Work to do: Answer with a single number: the count of lines that hold "name".

>>>

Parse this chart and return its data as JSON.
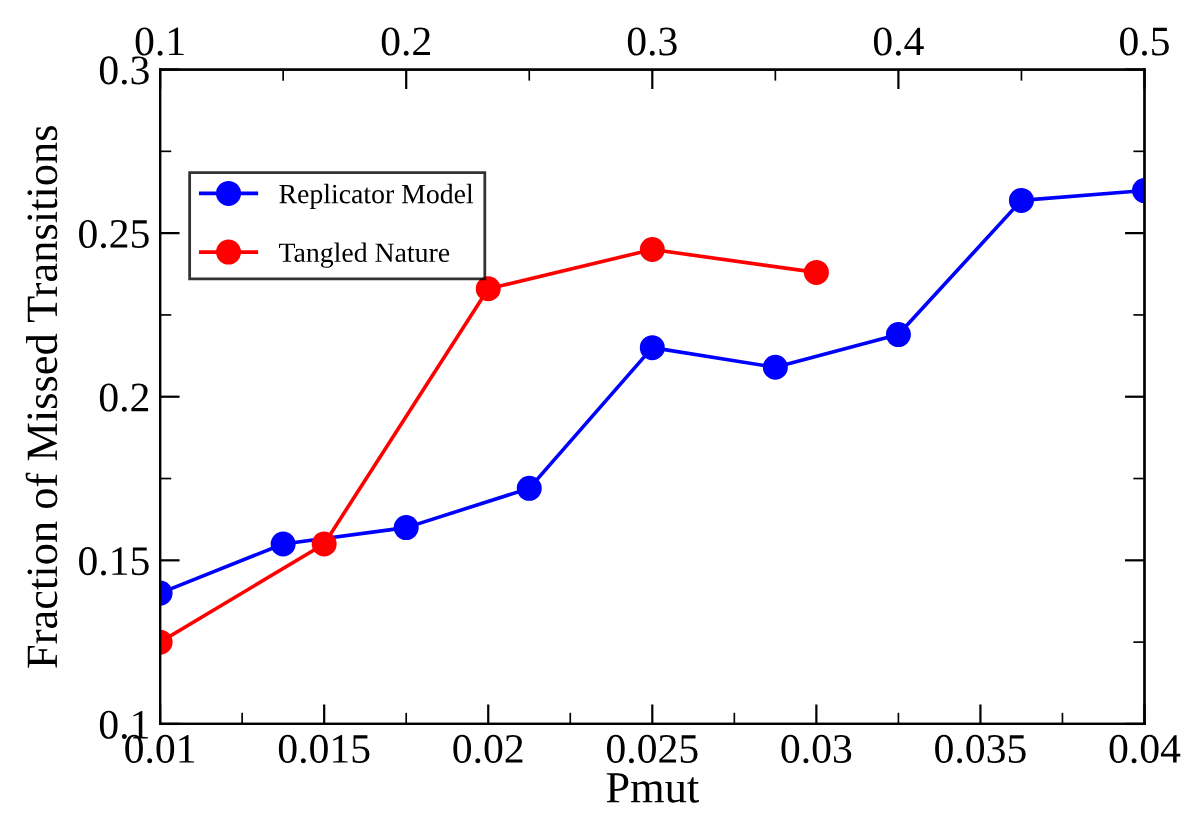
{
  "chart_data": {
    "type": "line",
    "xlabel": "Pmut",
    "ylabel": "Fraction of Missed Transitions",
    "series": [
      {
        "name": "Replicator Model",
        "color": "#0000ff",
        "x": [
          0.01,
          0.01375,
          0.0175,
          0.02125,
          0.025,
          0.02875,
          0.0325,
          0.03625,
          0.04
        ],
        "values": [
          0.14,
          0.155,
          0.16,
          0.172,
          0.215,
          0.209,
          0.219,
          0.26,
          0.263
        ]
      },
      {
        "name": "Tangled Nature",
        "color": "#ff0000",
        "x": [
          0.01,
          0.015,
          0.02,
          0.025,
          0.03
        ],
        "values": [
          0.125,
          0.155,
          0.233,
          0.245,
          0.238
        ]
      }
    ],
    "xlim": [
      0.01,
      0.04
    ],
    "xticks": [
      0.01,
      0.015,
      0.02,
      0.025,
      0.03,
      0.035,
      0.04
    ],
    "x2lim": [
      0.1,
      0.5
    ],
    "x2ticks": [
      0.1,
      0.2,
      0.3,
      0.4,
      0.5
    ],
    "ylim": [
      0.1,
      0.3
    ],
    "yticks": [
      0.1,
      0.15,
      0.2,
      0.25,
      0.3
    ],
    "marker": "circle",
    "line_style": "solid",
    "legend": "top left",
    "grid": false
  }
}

<<<
>>>

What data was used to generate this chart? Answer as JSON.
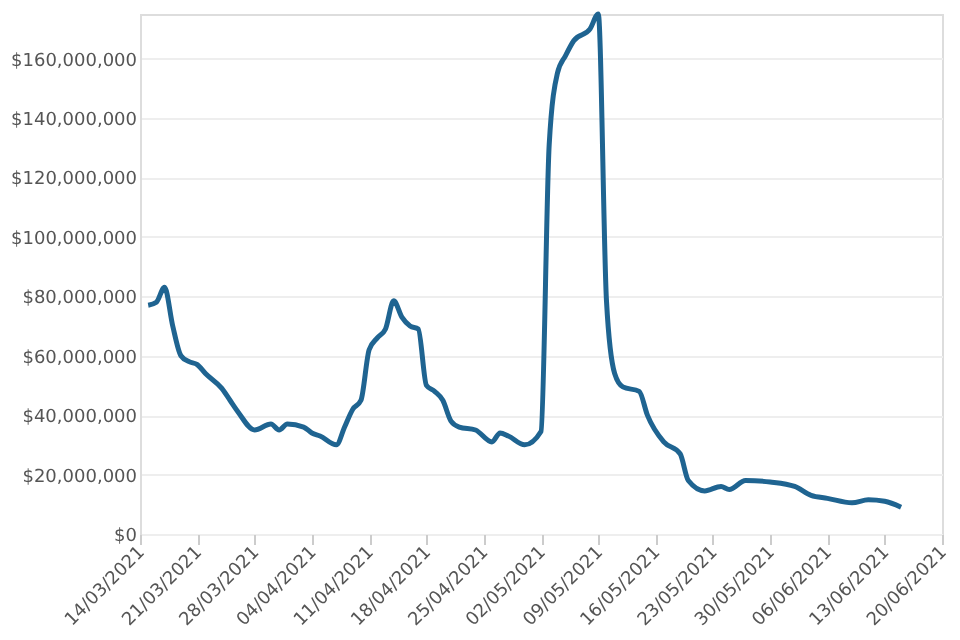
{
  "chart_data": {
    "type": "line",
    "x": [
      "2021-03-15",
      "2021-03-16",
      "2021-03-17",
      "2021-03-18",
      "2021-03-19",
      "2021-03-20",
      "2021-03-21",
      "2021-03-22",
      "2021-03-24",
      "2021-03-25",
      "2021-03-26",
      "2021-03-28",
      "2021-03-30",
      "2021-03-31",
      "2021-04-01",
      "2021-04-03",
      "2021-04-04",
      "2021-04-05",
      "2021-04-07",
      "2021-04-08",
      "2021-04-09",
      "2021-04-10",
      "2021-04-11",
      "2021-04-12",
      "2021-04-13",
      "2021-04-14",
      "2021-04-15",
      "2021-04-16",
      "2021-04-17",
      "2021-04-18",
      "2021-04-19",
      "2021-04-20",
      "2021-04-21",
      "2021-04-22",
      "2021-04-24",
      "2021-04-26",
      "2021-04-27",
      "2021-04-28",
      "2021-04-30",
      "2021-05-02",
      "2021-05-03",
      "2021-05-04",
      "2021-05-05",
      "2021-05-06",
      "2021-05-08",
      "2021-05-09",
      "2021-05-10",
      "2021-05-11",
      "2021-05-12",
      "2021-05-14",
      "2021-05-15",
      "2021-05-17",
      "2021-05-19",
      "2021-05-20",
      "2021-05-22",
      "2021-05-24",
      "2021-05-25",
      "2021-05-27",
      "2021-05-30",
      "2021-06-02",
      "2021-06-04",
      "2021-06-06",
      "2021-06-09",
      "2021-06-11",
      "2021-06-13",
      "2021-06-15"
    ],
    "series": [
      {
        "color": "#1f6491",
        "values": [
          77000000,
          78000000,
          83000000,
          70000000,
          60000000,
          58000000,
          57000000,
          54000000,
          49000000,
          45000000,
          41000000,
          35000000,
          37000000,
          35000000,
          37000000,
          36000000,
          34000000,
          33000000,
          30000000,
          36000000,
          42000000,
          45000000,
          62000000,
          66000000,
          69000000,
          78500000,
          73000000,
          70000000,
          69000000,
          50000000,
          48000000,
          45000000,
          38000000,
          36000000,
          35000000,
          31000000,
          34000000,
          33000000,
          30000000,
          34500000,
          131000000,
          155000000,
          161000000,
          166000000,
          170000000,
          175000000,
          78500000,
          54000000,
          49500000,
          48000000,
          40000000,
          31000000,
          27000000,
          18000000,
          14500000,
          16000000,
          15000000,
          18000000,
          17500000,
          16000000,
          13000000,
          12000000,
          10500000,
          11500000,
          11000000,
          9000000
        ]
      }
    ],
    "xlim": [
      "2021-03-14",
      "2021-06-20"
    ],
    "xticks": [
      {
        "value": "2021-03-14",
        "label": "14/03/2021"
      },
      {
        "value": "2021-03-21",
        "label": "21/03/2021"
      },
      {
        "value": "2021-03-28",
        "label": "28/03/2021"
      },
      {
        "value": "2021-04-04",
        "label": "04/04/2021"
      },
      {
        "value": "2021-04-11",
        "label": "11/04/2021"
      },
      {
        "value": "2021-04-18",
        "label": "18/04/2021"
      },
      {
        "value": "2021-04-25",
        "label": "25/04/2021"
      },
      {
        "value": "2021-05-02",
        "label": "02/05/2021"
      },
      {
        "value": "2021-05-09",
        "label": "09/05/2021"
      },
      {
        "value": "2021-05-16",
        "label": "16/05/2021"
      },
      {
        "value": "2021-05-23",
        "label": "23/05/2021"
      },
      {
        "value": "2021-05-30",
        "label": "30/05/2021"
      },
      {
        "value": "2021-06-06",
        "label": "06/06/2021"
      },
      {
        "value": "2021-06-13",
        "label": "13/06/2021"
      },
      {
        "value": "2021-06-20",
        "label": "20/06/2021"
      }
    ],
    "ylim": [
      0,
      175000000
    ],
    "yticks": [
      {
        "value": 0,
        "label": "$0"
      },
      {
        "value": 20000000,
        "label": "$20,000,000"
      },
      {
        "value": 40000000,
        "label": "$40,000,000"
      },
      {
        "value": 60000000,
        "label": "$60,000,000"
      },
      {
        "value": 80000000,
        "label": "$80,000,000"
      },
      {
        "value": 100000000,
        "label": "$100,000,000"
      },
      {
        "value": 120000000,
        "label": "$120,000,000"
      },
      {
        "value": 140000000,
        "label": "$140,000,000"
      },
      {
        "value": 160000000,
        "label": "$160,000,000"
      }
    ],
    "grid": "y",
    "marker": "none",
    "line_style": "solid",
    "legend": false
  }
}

<<<
>>>

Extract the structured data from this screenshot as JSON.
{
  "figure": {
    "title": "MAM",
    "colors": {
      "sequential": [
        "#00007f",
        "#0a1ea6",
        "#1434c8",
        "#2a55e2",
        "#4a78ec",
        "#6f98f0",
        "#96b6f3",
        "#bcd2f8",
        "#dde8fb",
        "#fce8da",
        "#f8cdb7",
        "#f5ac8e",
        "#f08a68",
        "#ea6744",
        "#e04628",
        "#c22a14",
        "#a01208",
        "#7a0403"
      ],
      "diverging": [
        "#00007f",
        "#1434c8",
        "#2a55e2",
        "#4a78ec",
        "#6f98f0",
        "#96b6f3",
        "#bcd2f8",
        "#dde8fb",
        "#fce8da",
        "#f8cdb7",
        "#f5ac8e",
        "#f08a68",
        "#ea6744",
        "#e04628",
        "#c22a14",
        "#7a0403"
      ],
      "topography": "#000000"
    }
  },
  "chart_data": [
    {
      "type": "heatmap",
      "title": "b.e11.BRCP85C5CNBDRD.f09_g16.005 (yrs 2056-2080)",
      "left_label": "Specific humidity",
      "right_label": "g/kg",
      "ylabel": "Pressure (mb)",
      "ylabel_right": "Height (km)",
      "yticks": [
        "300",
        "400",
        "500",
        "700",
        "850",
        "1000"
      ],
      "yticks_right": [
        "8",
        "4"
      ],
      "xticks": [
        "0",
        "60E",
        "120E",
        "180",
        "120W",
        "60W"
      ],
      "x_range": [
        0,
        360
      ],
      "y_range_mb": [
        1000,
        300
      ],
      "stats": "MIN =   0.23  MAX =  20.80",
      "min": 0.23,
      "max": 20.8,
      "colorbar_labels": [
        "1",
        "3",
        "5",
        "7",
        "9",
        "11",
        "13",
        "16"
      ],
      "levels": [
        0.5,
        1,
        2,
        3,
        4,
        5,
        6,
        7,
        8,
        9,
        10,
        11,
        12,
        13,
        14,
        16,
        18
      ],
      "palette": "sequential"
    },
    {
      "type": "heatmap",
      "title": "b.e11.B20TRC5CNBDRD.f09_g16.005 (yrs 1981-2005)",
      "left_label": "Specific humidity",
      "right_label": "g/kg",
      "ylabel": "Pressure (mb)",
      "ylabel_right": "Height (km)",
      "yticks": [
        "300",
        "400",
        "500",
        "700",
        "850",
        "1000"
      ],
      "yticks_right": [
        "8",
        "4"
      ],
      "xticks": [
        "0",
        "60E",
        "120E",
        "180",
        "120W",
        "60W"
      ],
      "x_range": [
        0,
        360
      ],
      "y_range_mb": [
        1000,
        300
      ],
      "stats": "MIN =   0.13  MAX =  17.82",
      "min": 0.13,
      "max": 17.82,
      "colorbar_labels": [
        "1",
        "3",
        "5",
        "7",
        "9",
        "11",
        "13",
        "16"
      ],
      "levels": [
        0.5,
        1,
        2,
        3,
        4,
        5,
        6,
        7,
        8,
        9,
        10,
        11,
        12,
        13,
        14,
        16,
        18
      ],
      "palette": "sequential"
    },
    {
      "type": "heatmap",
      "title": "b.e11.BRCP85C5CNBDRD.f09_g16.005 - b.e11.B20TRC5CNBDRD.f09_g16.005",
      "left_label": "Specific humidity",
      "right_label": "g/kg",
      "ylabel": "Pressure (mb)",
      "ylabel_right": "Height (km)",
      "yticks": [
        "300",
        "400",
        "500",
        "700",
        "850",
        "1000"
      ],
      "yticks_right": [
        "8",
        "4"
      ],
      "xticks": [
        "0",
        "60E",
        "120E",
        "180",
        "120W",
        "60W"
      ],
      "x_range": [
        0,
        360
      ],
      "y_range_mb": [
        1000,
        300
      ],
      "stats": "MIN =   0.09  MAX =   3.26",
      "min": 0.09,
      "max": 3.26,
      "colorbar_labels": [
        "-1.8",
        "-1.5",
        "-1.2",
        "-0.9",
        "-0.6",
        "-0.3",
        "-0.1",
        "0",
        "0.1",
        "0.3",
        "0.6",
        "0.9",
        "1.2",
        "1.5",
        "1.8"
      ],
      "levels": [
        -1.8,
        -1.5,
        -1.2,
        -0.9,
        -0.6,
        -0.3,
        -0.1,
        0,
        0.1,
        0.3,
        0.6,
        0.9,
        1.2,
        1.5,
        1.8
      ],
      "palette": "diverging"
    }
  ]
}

<<<

Response to this task: 2